■ **SELECTED PASSAGE**:
Soon after Twitter adopted a “poison pill” to protect itself from Elon Musk’s takeover bid, the Tesla CEO took a swipe at its board with a tweet. He said that the salary of the members of the board will be $0 if his bid succeeds.
“Board salary will be $0 if my bid succeeds, so that’s ~$3M/year saved right there,” Musk said in response to another Twitter user.
A ‘poison pill’ is a strategy used by companies when the company floods the market with shares or gives existing shareholders the right to purchase stocks at a discount to dilute the stake of the bidder and make the purchase of the entire company’s stock much more expensive. The shareholder who triggers the poison pill will be blocked from making these discounted stock purchases. Twitter’s poison will stay in place for one year.
Musk had recently bought a 9.1 percent stake in Twitter before making an unsolicited offer of $43 billion to buy the company and take it private. Musk is the second-biggest shareholder in Twitter, behind Vanguard Group which has only recently increased its stake to 10.2 percent.

■ **EXTRACTED DATA**:
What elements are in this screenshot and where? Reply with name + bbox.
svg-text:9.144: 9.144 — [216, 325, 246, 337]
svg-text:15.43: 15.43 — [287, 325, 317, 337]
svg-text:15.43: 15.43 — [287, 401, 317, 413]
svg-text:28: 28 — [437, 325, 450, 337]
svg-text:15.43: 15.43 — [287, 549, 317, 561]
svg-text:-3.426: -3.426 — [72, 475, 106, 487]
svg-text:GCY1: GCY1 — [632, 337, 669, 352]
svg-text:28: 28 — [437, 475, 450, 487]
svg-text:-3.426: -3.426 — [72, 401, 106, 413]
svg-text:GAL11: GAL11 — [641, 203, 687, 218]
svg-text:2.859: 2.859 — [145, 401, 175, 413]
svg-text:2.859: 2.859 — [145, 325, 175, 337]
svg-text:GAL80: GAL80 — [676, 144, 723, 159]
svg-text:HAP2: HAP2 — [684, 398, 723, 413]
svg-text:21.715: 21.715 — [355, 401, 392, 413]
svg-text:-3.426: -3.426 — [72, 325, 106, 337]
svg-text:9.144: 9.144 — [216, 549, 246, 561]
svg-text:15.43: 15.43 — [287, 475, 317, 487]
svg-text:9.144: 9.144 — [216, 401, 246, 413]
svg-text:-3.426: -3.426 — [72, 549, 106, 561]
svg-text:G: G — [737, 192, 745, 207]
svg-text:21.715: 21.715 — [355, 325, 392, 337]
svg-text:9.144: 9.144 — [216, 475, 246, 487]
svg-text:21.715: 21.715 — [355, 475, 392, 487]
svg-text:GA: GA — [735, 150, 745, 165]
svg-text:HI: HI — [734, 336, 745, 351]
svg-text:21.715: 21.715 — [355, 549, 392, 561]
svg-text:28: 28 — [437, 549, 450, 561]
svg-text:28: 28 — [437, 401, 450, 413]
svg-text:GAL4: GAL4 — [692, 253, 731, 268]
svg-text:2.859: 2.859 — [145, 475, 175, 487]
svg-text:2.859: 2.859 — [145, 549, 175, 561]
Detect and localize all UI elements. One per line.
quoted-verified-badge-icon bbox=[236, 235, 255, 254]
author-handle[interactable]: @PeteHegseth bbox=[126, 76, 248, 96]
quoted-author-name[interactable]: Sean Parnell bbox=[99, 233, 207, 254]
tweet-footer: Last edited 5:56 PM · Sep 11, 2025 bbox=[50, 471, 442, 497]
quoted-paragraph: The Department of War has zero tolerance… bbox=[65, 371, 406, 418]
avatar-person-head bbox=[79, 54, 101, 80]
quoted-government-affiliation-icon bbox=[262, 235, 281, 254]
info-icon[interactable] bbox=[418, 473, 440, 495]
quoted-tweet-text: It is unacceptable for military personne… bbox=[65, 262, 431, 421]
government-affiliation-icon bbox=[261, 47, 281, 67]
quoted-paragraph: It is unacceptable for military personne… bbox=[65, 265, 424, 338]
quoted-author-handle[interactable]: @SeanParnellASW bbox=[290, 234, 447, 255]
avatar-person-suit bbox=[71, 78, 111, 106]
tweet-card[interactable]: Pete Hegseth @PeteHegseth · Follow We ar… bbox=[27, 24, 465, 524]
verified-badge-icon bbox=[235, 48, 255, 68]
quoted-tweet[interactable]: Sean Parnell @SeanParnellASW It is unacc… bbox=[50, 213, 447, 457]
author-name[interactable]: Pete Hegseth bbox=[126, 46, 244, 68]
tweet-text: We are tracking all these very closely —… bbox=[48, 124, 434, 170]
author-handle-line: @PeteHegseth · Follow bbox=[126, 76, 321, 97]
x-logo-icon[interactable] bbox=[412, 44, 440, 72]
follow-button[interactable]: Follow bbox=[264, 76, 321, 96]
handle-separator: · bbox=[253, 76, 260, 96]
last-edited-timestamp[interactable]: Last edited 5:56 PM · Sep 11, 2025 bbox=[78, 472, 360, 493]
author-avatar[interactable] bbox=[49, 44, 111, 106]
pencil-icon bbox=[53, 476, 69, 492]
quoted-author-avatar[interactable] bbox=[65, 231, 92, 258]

■ **WORK INSTRUCTIONS**:
a) Retype the part of the article about Twitter's "poison pill" word for word, starting with "Soon after Twitter" and going on through "his bid succeeds.".
b) Echo the entries line for line, starting with their very first line and going on through the line with "info-icon[interactable] bbox=[418, 473, 440, 495]".
The article and the entries have nothing to do with each other.

■ **SET OF ANSWERS**:
a)
Soon after Twitter adopted a “poison pill” to protect itself from Elon Musk’s takeover bid, the Tesla CEO took a swipe at its board with a tweet. He said that the salary of the members of the board will be $0 if his bid succeeds.

b)
What elements are in this screenshot and where? Reply with name + bbox.
svg-text:9.144: 9.144 — [216, 325, 246, 337]
svg-text:15.43: 15.43 — [287, 325, 317, 337]
svg-text:15.43: 15.43 — [287, 401, 317, 413]
svg-text:28: 28 — [437, 325, 450, 337]
svg-text:15.43: 15.43 — [287, 549, 317, 561]
svg-text:-3.426: -3.426 — [72, 475, 106, 487]
svg-text:GCY1: GCY1 — [632, 337, 669, 352]
svg-text:28: 28 — [437, 475, 450, 487]
svg-text:-3.426: -3.426 — [72, 401, 106, 413]
svg-text:GAL11: GAL11 — [641, 203, 687, 218]
svg-text:2.859: 2.859 — [145, 401, 175, 413]
svg-text:2.859: 2.859 — [145, 325, 175, 337]
svg-text:GAL80: GAL80 — [676, 144, 723, 159]
svg-text:HAP2: HAP2 — [684, 398, 723, 413]
svg-text:21.715: 21.715 — [355, 401, 392, 413]
svg-text:-3.426: -3.426 — [72, 325, 106, 337]
svg-text:9.144: 9.144 — [216, 549, 246, 561]
svg-text:15.43: 15.43 — [287, 475, 317, 487]
svg-text:9.144: 9.144 — [216, 401, 246, 413]
svg-text:-3.426: -3.426 — [72, 549, 106, 561]
svg-text:G: G — [737, 192, 745, 207]
svg-text:21.715: 21.715 — [355, 325, 392, 337]
svg-text:9.144: 9.144 — [216, 475, 246, 487]
svg-text:21.715: 21.715 — [355, 475, 392, 487]
svg-text:GA: GA — [735, 150, 745, 165]
svg-text:HI: HI — [734, 336, 745, 351]
svg-text:21.715: 21.715 — [355, 549, 392, 561]
svg-text:28: 28 — [437, 549, 450, 561]
svg-text:28: 28 — [437, 401, 450, 413]
svg-text:GAL4: GAL4 — [692, 253, 731, 268]
svg-text:2.859: 2.859 — [145, 475, 175, 487]
svg-text:2.859: 2.859 — [145, 549, 175, 561]
Detect and localize all UI elements. One per line.
quoted-verified-badge-icon bbox=[236, 235, 255, 254]
author-handle[interactable]: @PeteHegseth bbox=[126, 76, 248, 96]
quoted-author-name[interactable]: Sean Parnell bbox=[99, 233, 207, 254]
tweet-footer: Last edited 5:56 PM · Sep 11, 2025 bbox=[50, 471, 442, 497]
quoted-paragraph: The Department of War has zero tolerance… bbox=[65, 371, 406, 418]
avatar-person-head bbox=[79, 54, 101, 80]
quoted-government-affiliation-icon bbox=[262, 235, 281, 254]
info-icon[interactable] bbox=[418, 473, 440, 495]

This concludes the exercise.